School-age children, particularly those in middle school, need opportunities to shed their skin and find a safe place to begin establishing their identity. This is why young adolescents begin experimenting with their hair, clothing, language, and other forms of self-expression. They are discovering who they are and what they believe. They are learning to associate with others with whom they can identify and will even alter their own appearance to fit in with their crowd. This is how they stay safe emotionally. Similarly, caterpillars try to find a place to blend in with the environment to keep predators at bay as they are making the change into creatures capable of flight.
Parents must help their young caterpillars through what can be a very painful process, allowing their children to make mistakes and grow along the way. The following are some suggestions:
Allow your child latitude with fashion and hair when possible. Learn his school’s dress code, and establish standards of modesty within your own family. Outside of these rules and standards, allow your child to create his own identity through fashion. Don’t get too hung up on hair and clothing. Hair grows back. Be stricter about things that will cause permanent changes to your child’s body, such as tattoos or piercings. Anything short of that, within reason, can be healthy for your child to experience.
Establish places where your child can develop independent mobility. For example, are there any stores or other public places where your child can ride his bicycle from your home? Help him set up excursions with his friends that don’t require parental supervision. Teach him to stay in groups, as abductions are not likely when there are several kids together, and not to accept any rides or items from strangers. Equip him with a phone so he can call you when he gets to his destination and when he is on his way home.
Encourage your child to take risks by requiring her to participate in a limited number of scheduled activities. You don’t want to overschedule her (more about that in a later chapter). Have her try one new thing in sports and the arts each year so she can find a place to fit in and take risks. Ensuring participation in sports and the arts will help her explore lots of different things. Be sure she understands that she needs to commit to each activity she chooses, and require that she finish it. By doing so, you will be teaching your child the value of trying new things and providing her with built-in adversity that she must overcome.
Face a new fear with your child. Go on a scary roller coaster, or learn something new that you may have thought was risky before. Talk to your child about fear, and experience the joy in overcoming it together.
Seek out a new adventure with your entire family. Try camping, scuba diving, rock climbing, or anything that would be completely out of the realm of your past experiences. Let your child watch you take risks and rise above adversity.
Enroll your child in babysitting classes where he can learn first aid and CPR. These are offered through the Red Cross, the YMCA, and other community groups. Such classes help young people develop the confidence they need to take care of others who are younger and will help you feel more comfortable leaving your child home alone.

● ● ● ● ●

> **Complete the following**
1. Print out the part of the passage on parenting young adolescents starting with "School-age children, particularly" and going on through "capable of flight.".
2. Answer these from the passage on parenting young adolescents:
(a) What two organizations does it name as offering babysitting classes?
(b) What examples does it give of things that cause permanent changes to a child's body?
(c) How often should a child try one new thing in sports and the arts?
The items have no connection to the passage on parenting young adolescents.

> **Stored rows**
● ● ● ● ●

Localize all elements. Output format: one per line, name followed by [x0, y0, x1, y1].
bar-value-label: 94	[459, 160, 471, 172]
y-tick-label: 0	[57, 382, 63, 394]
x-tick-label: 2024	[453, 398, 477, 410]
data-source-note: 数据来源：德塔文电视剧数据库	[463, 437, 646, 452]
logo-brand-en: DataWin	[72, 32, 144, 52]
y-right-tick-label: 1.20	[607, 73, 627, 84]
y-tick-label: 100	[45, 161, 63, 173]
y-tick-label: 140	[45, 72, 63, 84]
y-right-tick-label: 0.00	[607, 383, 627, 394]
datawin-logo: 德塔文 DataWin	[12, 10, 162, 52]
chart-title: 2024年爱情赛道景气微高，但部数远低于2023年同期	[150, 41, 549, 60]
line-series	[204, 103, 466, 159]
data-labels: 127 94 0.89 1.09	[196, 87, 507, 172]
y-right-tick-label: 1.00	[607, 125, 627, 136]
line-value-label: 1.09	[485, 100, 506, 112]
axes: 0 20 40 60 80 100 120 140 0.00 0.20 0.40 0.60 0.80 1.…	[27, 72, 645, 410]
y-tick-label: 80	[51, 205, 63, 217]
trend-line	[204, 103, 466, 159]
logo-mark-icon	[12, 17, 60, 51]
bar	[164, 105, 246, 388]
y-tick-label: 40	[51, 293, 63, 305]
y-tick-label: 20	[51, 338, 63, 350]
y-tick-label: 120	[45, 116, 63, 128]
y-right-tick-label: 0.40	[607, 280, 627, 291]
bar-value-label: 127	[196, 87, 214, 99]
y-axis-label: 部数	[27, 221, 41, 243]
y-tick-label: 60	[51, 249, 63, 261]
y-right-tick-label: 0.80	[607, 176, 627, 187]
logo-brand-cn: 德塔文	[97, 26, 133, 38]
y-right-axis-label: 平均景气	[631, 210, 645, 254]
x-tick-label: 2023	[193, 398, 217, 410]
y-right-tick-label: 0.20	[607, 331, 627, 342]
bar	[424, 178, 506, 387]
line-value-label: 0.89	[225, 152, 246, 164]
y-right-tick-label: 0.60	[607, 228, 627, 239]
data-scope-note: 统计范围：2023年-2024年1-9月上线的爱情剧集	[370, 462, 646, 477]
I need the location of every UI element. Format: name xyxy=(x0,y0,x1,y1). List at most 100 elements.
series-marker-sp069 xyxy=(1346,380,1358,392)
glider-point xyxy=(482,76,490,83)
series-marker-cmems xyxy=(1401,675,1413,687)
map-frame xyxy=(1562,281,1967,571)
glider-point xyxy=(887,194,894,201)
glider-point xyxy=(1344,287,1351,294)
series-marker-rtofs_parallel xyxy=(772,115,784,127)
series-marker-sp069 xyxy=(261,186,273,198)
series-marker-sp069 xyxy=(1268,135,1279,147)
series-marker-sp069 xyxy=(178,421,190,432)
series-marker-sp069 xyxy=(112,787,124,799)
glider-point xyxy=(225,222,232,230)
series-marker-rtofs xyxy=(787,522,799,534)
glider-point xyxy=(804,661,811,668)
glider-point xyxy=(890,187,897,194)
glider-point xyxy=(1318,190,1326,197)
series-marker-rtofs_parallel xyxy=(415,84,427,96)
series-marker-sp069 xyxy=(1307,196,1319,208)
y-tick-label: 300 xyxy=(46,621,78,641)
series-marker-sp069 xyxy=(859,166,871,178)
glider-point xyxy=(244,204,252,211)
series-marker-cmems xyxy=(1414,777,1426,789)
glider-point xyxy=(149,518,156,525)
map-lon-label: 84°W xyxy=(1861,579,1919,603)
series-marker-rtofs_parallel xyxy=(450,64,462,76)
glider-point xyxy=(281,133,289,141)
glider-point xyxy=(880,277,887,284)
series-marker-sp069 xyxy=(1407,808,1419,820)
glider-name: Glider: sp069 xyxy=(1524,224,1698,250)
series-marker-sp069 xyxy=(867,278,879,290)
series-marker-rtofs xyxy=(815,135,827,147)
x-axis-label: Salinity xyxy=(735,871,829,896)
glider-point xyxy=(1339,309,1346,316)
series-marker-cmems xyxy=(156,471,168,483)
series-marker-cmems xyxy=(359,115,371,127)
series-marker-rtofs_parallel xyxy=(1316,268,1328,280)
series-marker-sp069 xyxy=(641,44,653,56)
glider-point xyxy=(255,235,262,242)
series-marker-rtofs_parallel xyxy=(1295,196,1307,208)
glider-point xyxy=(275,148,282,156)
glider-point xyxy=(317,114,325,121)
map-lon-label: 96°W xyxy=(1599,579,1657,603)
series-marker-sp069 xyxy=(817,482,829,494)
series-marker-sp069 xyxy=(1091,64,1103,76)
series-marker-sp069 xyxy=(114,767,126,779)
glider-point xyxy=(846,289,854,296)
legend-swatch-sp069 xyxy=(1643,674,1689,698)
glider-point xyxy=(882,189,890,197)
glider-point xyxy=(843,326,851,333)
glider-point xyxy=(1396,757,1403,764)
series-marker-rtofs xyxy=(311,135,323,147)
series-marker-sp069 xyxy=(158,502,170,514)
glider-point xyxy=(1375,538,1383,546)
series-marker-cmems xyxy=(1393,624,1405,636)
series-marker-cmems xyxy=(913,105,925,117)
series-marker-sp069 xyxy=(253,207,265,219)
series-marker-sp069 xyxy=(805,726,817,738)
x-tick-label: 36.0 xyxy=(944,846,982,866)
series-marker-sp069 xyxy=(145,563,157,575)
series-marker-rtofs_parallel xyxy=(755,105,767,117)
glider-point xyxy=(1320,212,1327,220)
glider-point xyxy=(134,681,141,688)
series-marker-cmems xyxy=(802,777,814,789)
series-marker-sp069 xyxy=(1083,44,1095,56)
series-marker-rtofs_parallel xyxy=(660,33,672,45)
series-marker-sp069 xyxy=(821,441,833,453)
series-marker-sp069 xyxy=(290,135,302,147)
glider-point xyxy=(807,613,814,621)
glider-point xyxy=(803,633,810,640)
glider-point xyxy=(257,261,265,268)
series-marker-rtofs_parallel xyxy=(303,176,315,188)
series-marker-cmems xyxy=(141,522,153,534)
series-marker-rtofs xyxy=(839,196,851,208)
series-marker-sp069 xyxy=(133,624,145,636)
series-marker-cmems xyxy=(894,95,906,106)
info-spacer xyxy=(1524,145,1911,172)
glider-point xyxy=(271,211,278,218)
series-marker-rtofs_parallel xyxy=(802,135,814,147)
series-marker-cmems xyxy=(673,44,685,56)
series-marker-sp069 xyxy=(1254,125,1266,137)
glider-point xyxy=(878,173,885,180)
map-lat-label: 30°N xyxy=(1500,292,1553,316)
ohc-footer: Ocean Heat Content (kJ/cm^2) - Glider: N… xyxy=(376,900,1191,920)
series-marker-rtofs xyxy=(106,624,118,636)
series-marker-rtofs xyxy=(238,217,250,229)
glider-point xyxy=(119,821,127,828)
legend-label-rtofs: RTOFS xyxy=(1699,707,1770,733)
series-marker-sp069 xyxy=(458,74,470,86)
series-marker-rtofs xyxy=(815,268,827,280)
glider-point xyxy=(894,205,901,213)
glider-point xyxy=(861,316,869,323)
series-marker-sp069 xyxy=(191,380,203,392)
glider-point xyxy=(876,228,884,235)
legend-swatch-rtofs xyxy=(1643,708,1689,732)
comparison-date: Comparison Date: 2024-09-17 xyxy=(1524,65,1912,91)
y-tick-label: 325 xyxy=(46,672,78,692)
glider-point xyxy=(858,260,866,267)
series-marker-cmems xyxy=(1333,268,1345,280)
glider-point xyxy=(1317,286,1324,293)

● ● ● ● ●

> **Solutions to each task**
1.
School-age children, particularly those in middle school, need opportunities to shed their skin and find a safe place to begin establishing their identity. This is why young adolescents begin experimenting with their hair, clothing, language, and other forms of self-expression. They are discovering who they are and what they believe. They are learning to associate with others with whom they can identify and will even alter their own appearance to fit in with their crowd. This is how they stay safe emotionally. Similarly, caterpillars try to find a place to blend in with the environment to keep predators at bay as they are making the change into creatures capable of flight.

2.
(a) The Red Cross and the YMCA.
(b) Tattoos and piercings.
(c) Each year.